Description of the task
Say only how many lines contain the word "screenshot".
++++++++++++++++++++
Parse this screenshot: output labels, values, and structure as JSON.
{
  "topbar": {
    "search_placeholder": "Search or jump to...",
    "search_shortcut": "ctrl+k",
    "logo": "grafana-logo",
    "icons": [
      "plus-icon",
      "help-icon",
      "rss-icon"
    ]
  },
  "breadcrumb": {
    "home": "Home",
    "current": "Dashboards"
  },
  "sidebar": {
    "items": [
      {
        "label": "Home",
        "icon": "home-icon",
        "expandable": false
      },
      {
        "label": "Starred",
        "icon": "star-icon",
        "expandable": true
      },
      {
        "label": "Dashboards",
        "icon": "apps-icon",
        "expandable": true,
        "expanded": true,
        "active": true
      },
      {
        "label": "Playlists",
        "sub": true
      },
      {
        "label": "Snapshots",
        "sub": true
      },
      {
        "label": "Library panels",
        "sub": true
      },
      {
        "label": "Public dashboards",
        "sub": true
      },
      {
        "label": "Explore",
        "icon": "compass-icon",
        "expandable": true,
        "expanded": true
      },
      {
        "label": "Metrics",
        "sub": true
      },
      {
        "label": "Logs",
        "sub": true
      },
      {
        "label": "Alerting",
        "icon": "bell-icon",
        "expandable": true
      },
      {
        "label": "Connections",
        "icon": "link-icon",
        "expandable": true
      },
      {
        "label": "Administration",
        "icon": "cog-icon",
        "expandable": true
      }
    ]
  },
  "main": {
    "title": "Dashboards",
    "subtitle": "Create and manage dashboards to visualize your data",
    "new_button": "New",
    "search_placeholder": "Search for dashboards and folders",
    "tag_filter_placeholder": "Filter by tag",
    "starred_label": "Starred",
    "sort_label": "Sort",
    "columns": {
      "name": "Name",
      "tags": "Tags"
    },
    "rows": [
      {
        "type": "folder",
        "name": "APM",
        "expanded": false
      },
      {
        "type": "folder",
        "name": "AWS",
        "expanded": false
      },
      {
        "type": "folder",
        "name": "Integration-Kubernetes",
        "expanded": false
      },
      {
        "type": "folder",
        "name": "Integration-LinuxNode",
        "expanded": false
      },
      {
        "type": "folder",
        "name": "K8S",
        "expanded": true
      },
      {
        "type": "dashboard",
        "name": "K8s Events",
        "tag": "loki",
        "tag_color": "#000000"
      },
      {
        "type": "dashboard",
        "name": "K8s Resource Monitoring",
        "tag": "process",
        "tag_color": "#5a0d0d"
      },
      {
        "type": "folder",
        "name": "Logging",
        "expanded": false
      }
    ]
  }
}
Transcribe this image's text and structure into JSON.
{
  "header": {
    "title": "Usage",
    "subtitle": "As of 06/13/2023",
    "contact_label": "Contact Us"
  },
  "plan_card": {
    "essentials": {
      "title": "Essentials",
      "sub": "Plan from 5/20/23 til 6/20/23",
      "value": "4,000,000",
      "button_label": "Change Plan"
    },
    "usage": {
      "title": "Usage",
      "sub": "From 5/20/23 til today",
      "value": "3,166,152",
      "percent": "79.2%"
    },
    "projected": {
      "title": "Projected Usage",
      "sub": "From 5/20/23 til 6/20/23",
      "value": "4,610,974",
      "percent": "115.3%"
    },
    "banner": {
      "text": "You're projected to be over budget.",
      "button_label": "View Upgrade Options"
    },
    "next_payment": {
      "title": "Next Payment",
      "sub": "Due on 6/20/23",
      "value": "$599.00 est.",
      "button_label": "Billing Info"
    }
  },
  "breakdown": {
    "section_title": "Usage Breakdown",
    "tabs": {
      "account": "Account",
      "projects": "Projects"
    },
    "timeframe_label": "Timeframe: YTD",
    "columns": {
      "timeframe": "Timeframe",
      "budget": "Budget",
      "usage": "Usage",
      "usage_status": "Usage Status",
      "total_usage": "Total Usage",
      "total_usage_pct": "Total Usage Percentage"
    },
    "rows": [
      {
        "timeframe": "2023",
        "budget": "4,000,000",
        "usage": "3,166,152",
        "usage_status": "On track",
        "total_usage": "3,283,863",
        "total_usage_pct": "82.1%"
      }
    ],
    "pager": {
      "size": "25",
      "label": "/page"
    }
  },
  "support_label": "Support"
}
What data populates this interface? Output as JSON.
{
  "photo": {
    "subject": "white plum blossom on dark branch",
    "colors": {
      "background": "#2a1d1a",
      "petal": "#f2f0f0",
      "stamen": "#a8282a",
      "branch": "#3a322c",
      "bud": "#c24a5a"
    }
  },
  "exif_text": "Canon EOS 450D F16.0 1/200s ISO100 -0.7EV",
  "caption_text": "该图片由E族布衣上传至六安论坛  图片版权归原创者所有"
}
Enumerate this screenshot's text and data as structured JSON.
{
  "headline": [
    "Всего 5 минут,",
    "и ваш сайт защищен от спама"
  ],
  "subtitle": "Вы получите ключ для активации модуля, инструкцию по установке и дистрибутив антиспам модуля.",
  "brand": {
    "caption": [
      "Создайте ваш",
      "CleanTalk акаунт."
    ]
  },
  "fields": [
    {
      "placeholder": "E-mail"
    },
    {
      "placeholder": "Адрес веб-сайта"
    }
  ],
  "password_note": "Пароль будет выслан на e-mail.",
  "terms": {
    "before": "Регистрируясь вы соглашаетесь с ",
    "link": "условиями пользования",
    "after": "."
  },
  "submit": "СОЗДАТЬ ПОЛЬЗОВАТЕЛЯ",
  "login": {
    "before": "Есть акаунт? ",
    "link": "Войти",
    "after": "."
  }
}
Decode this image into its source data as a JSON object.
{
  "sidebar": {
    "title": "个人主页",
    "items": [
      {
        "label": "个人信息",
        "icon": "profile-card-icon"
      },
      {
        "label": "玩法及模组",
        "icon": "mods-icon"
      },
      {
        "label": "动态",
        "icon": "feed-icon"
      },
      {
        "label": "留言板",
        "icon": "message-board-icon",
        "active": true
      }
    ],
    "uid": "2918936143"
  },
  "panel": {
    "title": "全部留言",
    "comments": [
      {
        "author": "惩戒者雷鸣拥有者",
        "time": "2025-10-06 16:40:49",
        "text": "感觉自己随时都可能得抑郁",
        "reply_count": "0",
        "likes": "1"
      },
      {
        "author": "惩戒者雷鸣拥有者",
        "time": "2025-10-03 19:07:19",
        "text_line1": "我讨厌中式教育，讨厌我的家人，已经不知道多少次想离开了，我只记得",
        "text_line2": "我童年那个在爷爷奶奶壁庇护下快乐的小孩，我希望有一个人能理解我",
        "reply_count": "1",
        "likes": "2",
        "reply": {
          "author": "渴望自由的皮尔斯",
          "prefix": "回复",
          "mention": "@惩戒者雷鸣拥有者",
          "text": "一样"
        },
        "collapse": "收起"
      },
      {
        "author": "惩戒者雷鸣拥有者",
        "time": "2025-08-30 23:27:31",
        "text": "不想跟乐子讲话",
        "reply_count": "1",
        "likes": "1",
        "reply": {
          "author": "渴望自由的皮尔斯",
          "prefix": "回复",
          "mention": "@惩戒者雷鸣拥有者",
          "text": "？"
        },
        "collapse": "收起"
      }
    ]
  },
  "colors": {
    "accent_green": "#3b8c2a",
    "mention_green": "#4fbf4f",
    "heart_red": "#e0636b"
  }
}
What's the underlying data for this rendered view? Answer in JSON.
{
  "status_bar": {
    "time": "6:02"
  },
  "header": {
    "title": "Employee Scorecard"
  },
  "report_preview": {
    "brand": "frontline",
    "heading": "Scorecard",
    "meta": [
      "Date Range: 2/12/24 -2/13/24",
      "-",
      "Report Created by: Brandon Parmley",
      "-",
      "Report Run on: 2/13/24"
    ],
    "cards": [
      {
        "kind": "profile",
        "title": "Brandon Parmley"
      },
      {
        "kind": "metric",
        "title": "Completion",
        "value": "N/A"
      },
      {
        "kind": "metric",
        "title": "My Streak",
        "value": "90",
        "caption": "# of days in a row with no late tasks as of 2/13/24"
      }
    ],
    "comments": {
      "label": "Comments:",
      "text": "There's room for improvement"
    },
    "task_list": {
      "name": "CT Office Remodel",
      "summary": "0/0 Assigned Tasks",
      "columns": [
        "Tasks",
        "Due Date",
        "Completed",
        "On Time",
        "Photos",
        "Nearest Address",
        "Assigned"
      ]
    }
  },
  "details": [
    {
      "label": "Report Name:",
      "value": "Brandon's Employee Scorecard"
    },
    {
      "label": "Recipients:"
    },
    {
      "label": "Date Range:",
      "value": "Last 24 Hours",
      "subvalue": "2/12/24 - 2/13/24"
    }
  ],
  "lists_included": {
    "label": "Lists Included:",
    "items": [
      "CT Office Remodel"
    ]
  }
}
++++++++++++++++++++
Solution to this task
2